Figure record listings
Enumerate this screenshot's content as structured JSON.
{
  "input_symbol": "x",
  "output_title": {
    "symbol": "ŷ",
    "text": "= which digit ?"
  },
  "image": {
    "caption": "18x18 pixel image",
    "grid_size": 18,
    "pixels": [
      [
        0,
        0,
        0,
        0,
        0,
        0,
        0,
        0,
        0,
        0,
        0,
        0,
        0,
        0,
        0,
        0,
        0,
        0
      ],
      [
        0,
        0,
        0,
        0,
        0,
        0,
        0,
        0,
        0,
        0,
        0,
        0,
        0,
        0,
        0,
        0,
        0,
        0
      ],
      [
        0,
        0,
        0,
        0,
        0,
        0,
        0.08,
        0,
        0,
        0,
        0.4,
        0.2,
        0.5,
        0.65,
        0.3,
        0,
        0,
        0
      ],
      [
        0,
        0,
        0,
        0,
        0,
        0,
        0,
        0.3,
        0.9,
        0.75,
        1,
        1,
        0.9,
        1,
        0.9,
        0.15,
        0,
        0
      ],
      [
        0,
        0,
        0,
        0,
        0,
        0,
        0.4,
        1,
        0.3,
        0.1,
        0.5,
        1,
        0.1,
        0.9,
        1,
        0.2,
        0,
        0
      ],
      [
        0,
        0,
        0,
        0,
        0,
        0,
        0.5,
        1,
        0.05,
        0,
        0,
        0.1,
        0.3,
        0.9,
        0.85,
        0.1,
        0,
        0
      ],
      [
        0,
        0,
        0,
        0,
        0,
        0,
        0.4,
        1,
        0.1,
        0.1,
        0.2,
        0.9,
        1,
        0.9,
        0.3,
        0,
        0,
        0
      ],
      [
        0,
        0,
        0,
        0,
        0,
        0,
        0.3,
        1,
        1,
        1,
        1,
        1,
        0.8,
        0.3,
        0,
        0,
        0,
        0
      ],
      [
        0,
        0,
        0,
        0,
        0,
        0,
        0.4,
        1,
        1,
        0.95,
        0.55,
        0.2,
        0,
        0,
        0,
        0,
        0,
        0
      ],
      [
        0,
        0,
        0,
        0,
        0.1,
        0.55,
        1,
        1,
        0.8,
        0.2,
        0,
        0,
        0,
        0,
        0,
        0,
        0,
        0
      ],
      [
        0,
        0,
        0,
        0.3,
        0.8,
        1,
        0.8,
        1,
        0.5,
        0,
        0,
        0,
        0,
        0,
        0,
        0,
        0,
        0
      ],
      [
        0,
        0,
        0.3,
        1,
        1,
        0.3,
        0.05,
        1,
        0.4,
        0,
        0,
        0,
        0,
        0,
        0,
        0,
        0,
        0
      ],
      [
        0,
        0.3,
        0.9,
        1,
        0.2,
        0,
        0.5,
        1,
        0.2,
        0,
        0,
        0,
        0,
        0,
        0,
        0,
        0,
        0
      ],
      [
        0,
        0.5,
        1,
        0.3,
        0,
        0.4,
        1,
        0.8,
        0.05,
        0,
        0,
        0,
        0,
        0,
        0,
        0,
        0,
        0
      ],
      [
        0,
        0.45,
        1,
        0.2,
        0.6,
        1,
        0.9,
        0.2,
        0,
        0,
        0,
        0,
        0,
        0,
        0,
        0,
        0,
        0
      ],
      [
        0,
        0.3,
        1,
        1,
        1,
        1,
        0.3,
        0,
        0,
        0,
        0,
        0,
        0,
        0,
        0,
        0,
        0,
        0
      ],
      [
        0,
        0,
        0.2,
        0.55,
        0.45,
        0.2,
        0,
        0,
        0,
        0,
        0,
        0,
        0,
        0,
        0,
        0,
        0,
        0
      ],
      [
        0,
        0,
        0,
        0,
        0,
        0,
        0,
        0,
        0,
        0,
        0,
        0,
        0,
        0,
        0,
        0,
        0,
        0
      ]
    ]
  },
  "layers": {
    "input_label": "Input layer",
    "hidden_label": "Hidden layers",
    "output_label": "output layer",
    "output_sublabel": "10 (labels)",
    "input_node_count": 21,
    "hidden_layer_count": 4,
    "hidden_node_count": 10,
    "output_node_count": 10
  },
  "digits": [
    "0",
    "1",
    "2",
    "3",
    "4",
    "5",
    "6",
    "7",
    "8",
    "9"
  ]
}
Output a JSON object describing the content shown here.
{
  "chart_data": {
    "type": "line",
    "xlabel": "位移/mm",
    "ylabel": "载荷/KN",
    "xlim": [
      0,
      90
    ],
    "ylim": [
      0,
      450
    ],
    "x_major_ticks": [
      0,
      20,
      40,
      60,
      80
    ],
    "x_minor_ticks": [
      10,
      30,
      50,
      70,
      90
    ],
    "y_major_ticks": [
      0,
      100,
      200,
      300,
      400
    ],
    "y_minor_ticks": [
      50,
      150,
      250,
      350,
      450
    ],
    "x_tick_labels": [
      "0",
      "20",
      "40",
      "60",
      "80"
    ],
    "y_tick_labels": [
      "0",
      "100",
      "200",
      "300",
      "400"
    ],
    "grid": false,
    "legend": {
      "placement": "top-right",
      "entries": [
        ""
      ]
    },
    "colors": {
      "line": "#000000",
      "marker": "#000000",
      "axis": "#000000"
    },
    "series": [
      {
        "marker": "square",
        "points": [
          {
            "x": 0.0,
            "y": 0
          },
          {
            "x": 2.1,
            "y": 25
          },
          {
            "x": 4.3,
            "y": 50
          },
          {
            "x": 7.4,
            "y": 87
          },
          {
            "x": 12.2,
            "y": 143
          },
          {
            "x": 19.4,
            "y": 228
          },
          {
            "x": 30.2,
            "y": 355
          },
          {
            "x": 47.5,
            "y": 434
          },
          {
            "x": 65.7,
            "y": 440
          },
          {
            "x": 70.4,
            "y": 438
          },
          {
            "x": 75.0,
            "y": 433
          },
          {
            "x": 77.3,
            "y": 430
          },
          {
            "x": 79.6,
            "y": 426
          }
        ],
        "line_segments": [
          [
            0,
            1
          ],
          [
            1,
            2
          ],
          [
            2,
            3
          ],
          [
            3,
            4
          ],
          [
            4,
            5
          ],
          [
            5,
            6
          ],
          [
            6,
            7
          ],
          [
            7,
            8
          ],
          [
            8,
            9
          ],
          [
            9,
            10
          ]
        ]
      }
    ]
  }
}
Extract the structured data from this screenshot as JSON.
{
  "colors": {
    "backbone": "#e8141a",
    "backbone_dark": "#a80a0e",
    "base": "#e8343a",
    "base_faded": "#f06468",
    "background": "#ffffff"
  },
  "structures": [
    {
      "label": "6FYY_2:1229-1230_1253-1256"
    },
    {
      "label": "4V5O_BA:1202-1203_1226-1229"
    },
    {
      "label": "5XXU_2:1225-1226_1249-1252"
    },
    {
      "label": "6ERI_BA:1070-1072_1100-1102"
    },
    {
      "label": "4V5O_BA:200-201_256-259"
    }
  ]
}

STATED EXERCISE:
Gather all lines of the records that include the word "screenshot".

WRITTEN ANSWER:
Enumerate this screenshot's content as structured JSON.
Extract the structured data from this screenshot as JSON.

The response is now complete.